Problem details: Scan the entries below for the word "name". Copy each line that has it.

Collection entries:
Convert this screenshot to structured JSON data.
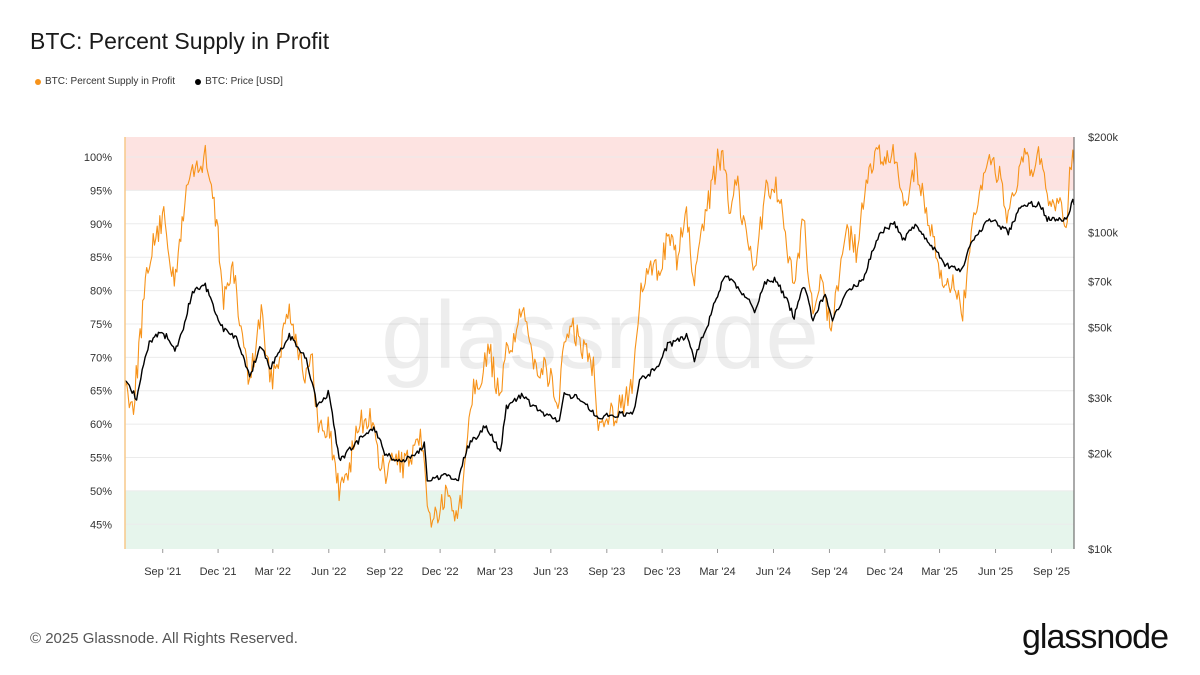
{
  "header": {
    "title": "BTC: Percent Supply in Profit"
  },
  "legend": [
    {
      "label": "BTC: Percent Supply in Profit",
      "color": "#F7931A"
    },
    {
      "label": "BTC: Price [USD]",
      "color": "#000000"
    }
  ],
  "footer": {
    "copyright": "© 2025 Glassnode. All Rights Reserved.",
    "logo": "glassnode"
  },
  "watermark": "glassnode",
  "colors": {
    "upper_zone": "#FDE3E1",
    "lower_zone": "#E6F5EC",
    "grid": "#EBEBEB"
  },
  "chart_data": {
    "type": "line",
    "title": "BTC: Percent Supply in Profit",
    "x_ticks": [
      "Sep '21",
      "Dec '21",
      "Mar '22",
      "Jun '22",
      "Sep '22",
      "Dec '22",
      "Mar '23",
      "Jun '23",
      "Sep '23",
      "Dec '23",
      "Mar '24",
      "Jun '24",
      "Sep '24",
      "Dec '24",
      "Mar '25",
      "Jun '25",
      "Sep '25"
    ],
    "y_left": {
      "ticks": [
        "45%",
        "50%",
        "55%",
        "60%",
        "65%",
        "70%",
        "75%",
        "80%",
        "85%",
        "90%",
        "95%",
        "100%"
      ],
      "min": 41.3,
      "max": 103
    },
    "y_right": {
      "scale": "log",
      "ticks": [
        "$10k",
        "$20k",
        "$30k",
        "$50k",
        "$70k",
        "$100k",
        "$200k"
      ],
      "min": 10000,
      "max": 200000
    },
    "zones": [
      {
        "name": "upper",
        "from": 95,
        "to": 103
      },
      {
        "name": "lower",
        "from": 41.3,
        "to": 50
      }
    ],
    "x_range": [
      "2021-07-01",
      "2025-10-08"
    ],
    "series": [
      {
        "name": "BTC: Percent Supply in Profit",
        "axis": "left",
        "color": "#F7931A",
        "points": [
          [
            "2021-07-01",
            66
          ],
          [
            "2021-07-15",
            63
          ],
          [
            "2021-07-28",
            75
          ],
          [
            "2021-08-10",
            85
          ],
          [
            "2021-08-25",
            89
          ],
          [
            "2021-09-05",
            91
          ],
          [
            "2021-09-20",
            80
          ],
          [
            "2021-10-05",
            92
          ],
          [
            "2021-10-15",
            97
          ],
          [
            "2021-10-25",
            99
          ],
          [
            "2021-11-05",
            98
          ],
          [
            "2021-11-10",
            100
          ],
          [
            "2021-11-20",
            95
          ],
          [
            "2021-12-01",
            88
          ],
          [
            "2021-12-10",
            79
          ],
          [
            "2021-12-25",
            83
          ],
          [
            "2022-01-10",
            73
          ],
          [
            "2022-01-22",
            66
          ],
          [
            "2022-02-10",
            77
          ],
          [
            "2022-02-24",
            66
          ],
          [
            "2022-03-10",
            70
          ],
          [
            "2022-03-28",
            78
          ],
          [
            "2022-04-10",
            72
          ],
          [
            "2022-04-25",
            67
          ],
          [
            "2022-05-05",
            69
          ],
          [
            "2022-05-15",
            59
          ],
          [
            "2022-05-31",
            60
          ],
          [
            "2022-06-14",
            52
          ],
          [
            "2022-06-18",
            50
          ],
          [
            "2022-07-05",
            54
          ],
          [
            "2022-07-20",
            60
          ],
          [
            "2022-08-10",
            61
          ],
          [
            "2022-08-20",
            55
          ],
          [
            "2022-09-05",
            52
          ],
          [
            "2022-09-15",
            55
          ],
          [
            "2022-10-01",
            54
          ],
          [
            "2022-10-20",
            55
          ],
          [
            "2022-11-01",
            58
          ],
          [
            "2022-11-10",
            47
          ],
          [
            "2022-11-25",
            46
          ],
          [
            "2022-12-10",
            49
          ],
          [
            "2022-12-25",
            47
          ],
          [
            "2023-01-05",
            48
          ],
          [
            "2023-01-15",
            60
          ],
          [
            "2023-01-25",
            66
          ],
          [
            "2023-02-10",
            68
          ],
          [
            "2023-02-20",
            71
          ],
          [
            "2023-03-10",
            63
          ],
          [
            "2023-03-20",
            71
          ],
          [
            "2023-04-01",
            73
          ],
          [
            "2023-04-15",
            77
          ],
          [
            "2023-04-25",
            72
          ],
          [
            "2023-05-10",
            69
          ],
          [
            "2023-05-25",
            68
          ],
          [
            "2023-06-15",
            63
          ],
          [
            "2023-06-23",
            73
          ],
          [
            "2023-07-10",
            74
          ],
          [
            "2023-07-25",
            71
          ],
          [
            "2023-08-10",
            69
          ],
          [
            "2023-08-18",
            61
          ],
          [
            "2023-09-01",
            61
          ],
          [
            "2023-09-15",
            62
          ],
          [
            "2023-10-01",
            64
          ],
          [
            "2023-10-15",
            66
          ],
          [
            "2023-10-25",
            79
          ],
          [
            "2023-11-10",
            83
          ],
          [
            "2023-11-25",
            83
          ],
          [
            "2023-12-10",
            88
          ],
          [
            "2023-12-25",
            85
          ],
          [
            "2024-01-10",
            91
          ],
          [
            "2024-01-23",
            81
          ],
          [
            "2024-02-05",
            88
          ],
          [
            "2024-02-15",
            93
          ],
          [
            "2024-02-28",
            99
          ],
          [
            "2024-03-14",
            100
          ],
          [
            "2024-03-20",
            92
          ],
          [
            "2024-04-01",
            97
          ],
          [
            "2024-04-15",
            89
          ],
          [
            "2024-05-01",
            84
          ],
          [
            "2024-05-20",
            95
          ],
          [
            "2024-06-05",
            96
          ],
          [
            "2024-06-25",
            86
          ],
          [
            "2024-07-05",
            79
          ],
          [
            "2024-07-20",
            91
          ],
          [
            "2024-08-05",
            77
          ],
          [
            "2024-08-15",
            81
          ],
          [
            "2024-09-06",
            75
          ],
          [
            "2024-09-20",
            85
          ],
          [
            "2024-09-30",
            89
          ],
          [
            "2024-10-15",
            86
          ],
          [
            "2024-10-29",
            94
          ],
          [
            "2024-11-12",
            100
          ],
          [
            "2024-11-22",
            100
          ],
          [
            "2024-12-05",
            99
          ],
          [
            "2024-12-17",
            100
          ],
          [
            "2025-01-01",
            92
          ],
          [
            "2025-01-20",
            99
          ],
          [
            "2025-02-03",
            93
          ],
          [
            "2025-02-25",
            86
          ],
          [
            "2025-03-10",
            79
          ],
          [
            "2025-03-25",
            82
          ],
          [
            "2025-04-08",
            76
          ],
          [
            "2025-04-22",
            88
          ],
          [
            "2025-05-10",
            95
          ],
          [
            "2025-05-22",
            100
          ],
          [
            "2025-06-10",
            97
          ],
          [
            "2025-06-22",
            90
          ],
          [
            "2025-07-14",
            100
          ],
          [
            "2025-07-30",
            98
          ],
          [
            "2025-08-13",
            100
          ],
          [
            "2025-08-25",
            94
          ],
          [
            "2025-09-05",
            91
          ],
          [
            "2025-09-15",
            94
          ],
          [
            "2025-09-25",
            89
          ],
          [
            "2025-10-01",
            97
          ],
          [
            "2025-10-06",
            100
          ],
          [
            "2025-10-08",
            99
          ]
        ]
      },
      {
        "name": "BTC: Price [USD]",
        "axis": "right",
        "color": "#000000",
        "points": [
          [
            "2021-07-01",
            34500
          ],
          [
            "2021-07-20",
            29800
          ],
          [
            "2021-08-10",
            45000
          ],
          [
            "2021-08-25",
            48000
          ],
          [
            "2021-09-07",
            47000
          ],
          [
            "2021-09-21",
            42000
          ],
          [
            "2021-10-05",
            50000
          ],
          [
            "2021-10-20",
            65000
          ],
          [
            "2021-11-10",
            68000
          ],
          [
            "2021-11-25",
            57000
          ],
          [
            "2021-12-10",
            49000
          ],
          [
            "2021-12-31",
            46000
          ],
          [
            "2022-01-22",
            35000
          ],
          [
            "2022-02-10",
            44000
          ],
          [
            "2022-02-24",
            37000
          ],
          [
            "2022-03-28",
            47000
          ],
          [
            "2022-04-25",
            40000
          ],
          [
            "2022-05-12",
            28500
          ],
          [
            "2022-05-31",
            31000
          ],
          [
            "2022-06-18",
            19000
          ],
          [
            "2022-07-10",
            21000
          ],
          [
            "2022-08-14",
            24300
          ],
          [
            "2022-09-01",
            20000
          ],
          [
            "2022-09-20",
            19000
          ],
          [
            "2022-10-20",
            19500
          ],
          [
            "2022-11-05",
            21300
          ],
          [
            "2022-11-10",
            16500
          ],
          [
            "2022-12-10",
            17100
          ],
          [
            "2022-12-31",
            16500
          ],
          [
            "2023-01-15",
            21000
          ],
          [
            "2023-02-15",
            24500
          ],
          [
            "2023-03-10",
            20000
          ],
          [
            "2023-03-20",
            28000
          ],
          [
            "2023-04-14",
            30400
          ],
          [
            "2023-05-10",
            27500
          ],
          [
            "2023-06-15",
            25100
          ],
          [
            "2023-06-23",
            30500
          ],
          [
            "2023-07-15",
            30000
          ],
          [
            "2023-08-18",
            26000
          ],
          [
            "2023-09-15",
            26600
          ],
          [
            "2023-10-15",
            27000
          ],
          [
            "2023-10-25",
            34000
          ],
          [
            "2023-11-25",
            37500
          ],
          [
            "2023-12-10",
            44000
          ],
          [
            "2024-01-10",
            47000
          ],
          [
            "2024-01-23",
            39500
          ],
          [
            "2024-02-15",
            52000
          ],
          [
            "2024-02-28",
            62000
          ],
          [
            "2024-03-14",
            73000
          ],
          [
            "2024-04-15",
            63000
          ],
          [
            "2024-05-01",
            57000
          ],
          [
            "2024-05-20",
            70000
          ],
          [
            "2024-06-05",
            71000
          ],
          [
            "2024-07-05",
            54000
          ],
          [
            "2024-07-20",
            68000
          ],
          [
            "2024-08-05",
            53000
          ],
          [
            "2024-08-25",
            64000
          ],
          [
            "2024-09-06",
            53500
          ],
          [
            "2024-09-30",
            64000
          ],
          [
            "2024-10-29",
            72000
          ],
          [
            "2024-11-12",
            89000
          ],
          [
            "2024-11-22",
            99000
          ],
          [
            "2024-12-17",
            107000
          ],
          [
            "2025-01-01",
            94000
          ],
          [
            "2025-01-20",
            106000
          ],
          [
            "2025-02-25",
            86000
          ],
          [
            "2025-03-10",
            79000
          ],
          [
            "2025-04-08",
            76000
          ],
          [
            "2025-04-22",
            93000
          ],
          [
            "2025-05-22",
            111000
          ],
          [
            "2025-06-22",
            100000
          ],
          [
            "2025-07-14",
            122000
          ],
          [
            "2025-08-13",
            123000
          ],
          [
            "2025-08-25",
            110000
          ],
          [
            "2025-09-05",
            111000
          ],
          [
            "2025-09-25",
            109000
          ],
          [
            "2025-10-06",
            125000
          ],
          [
            "2025-10-08",
            122000
          ]
        ]
      }
    ]
  }
}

Response to this exercise:
        "name": "upper",
        "name": "lower",
        "name": "BTC: Percent Supply in Profit",
        "name": "BTC: Price [USD]",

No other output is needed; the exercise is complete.